** START **
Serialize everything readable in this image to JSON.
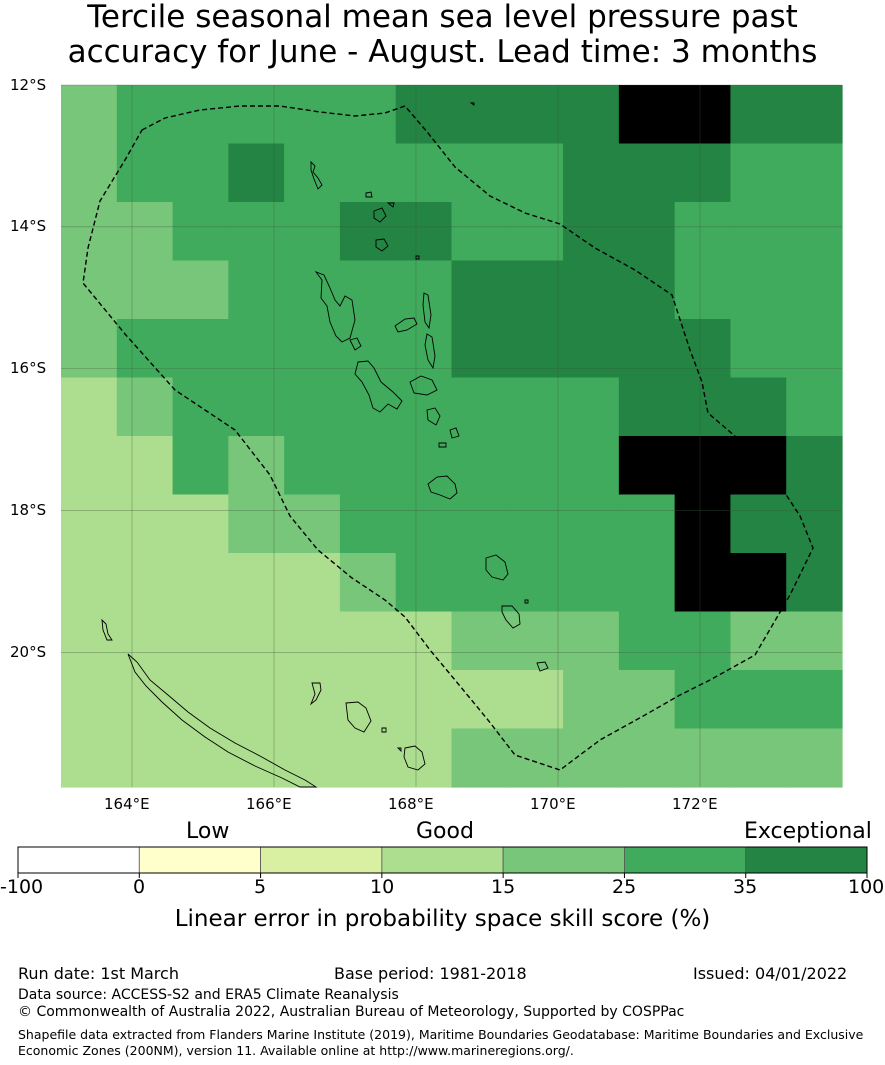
{
  "title": {
    "line1": "Tercile seasonal mean sea level pressure past",
    "line2": "accuracy for June - August. Lead time: 3 months"
  },
  "map": {
    "lat_labels": [
      "12°S",
      "14°S",
      "16°S",
      "18°S",
      "20°S"
    ],
    "lon_labels": [
      "164°E",
      "166°E",
      "168°E",
      "170°E",
      "172°E"
    ],
    "lon_range": [
      163,
      174
    ],
    "lat_range": [
      -21.9,
      -12
    ],
    "cell_size_deg": 0.833,
    "grid_cols": 14,
    "grid_rows": 12,
    "grid_classes": [
      "45555566667766",
      "45565555566655",
      "44555665566555",
      "44455556666555",
      "45555556666655",
      "34555555556665",
      "33545555557776",
      "33344555555766",
      "33333455555776",
      "33333334445544",
      "33333333344555",
      "33333334444444"
    ]
  },
  "colorbar": {
    "category_labels": [
      "Low",
      "Good",
      "Exceptional"
    ],
    "ticks": [
      "-100",
      "0",
      "5",
      "10",
      "15",
      "25",
      "35",
      "100"
    ],
    "colors": [
      "#ffffff",
      "#ffffcc",
      "#d9f0a3",
      "#addd8e",
      "#78c679",
      "#41ab5d",
      "#238443"
    ],
    "label": "Linear error in probability space skill score (%)"
  },
  "colors": {
    "eez_boundary": "#000000",
    "land_outline": "#000000",
    "gridline": "#3a5a3a"
  },
  "footer": {
    "run_date": "Run date: 1st March",
    "base_period": "Base period: 1981-2018",
    "issued": "Issued: 04/01/2022",
    "data_source": "Data source: ACCESS-S2 and ERA5 Climate Reanalysis",
    "copyright": "© Commonwealth of Australia 2022, Australian Bureau of Meteorology, Supported by COSPPac",
    "shapefile_line1": "Shapefile data extracted from Flanders Marine Institute (2019), Maritime Boundaries Geodatabase: Maritime Boundaries and Exclusive",
    "shapefile_line2": "Economic Zones (200NM), version 11. Available online at http://www.marineregions.org/."
  }
}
** END **
#### [Short task]
Copy the entries exactly. Leave out the images.

#### [Solution to this problem]
Serialize everything readable in this image to JSON.
{
  "title": {
    "line1": "Tercile seasonal mean sea level pressure past",
    "line2": "accuracy for June - August. Lead time: 3 months"
  },
  "map": {
    "lat_labels": [
      "12°S",
      "14°S",
      "16°S",
      "18°S",
      "20°S"
    ],
    "lon_labels": [
      "164°E",
      "166°E",
      "168°E",
      "170°E",
      "172°E"
    ],
    "lon_range": [
      163,
      174
    ],
    "lat_range": [
      -21.9,
      -12
    ],
    "cell_size_deg": 0.833,
    "grid_cols": 14,
    "grid_rows": 12,
    "grid_classes": [
      "45555566667766",
      "45565555566655",
      "44555665566555",
      "44455556666555",
      "45555556666655",
      "34555555556665",
      "33545555557776",
      "33344555555766",
      "33333455555776",
      "33333334445544",
      "33333333344555",
      "33333334444444"
    ]
  },
  "colorbar": {
    "category_labels": [
      "Low",
      "Good",
      "Exceptional"
    ],
    "ticks": [
      "-100",
      "0",
      "5",
      "10",
      "15",
      "25",
      "35",
      "100"
    ],
    "colors": [
      "#ffffff",
      "#ffffcc",
      "#d9f0a3",
      "#addd8e",
      "#78c679",
      "#41ab5d",
      "#238443"
    ],
    "label": "Linear error in probability space skill score (%)"
  },
  "colors": {
    "eez_boundary": "#000000",
    "land_outline": "#000000",
    "gridline": "#3a5a3a"
  },
  "footer": {
    "run_date": "Run date: 1st March",
    "base_period": "Base period: 1981-2018",
    "issued": "Issued: 04/01/2022",
    "data_source": "Data source: ACCESS-S2 and ERA5 Climate Reanalysis",
    "copyright": "© Commonwealth of Australia 2022, Australian Bureau of Meteorology, Supported by COSPPac",
    "shapefile_line1": "Shapefile data extracted from Flanders Marine Institute (2019), Maritime Boundaries Geodatabase: Maritime Boundaries and Exclusive",
    "shapefile_line2": "Economic Zones (200NM), version 11. Available online at http://www.marineregions.org/."
  }
}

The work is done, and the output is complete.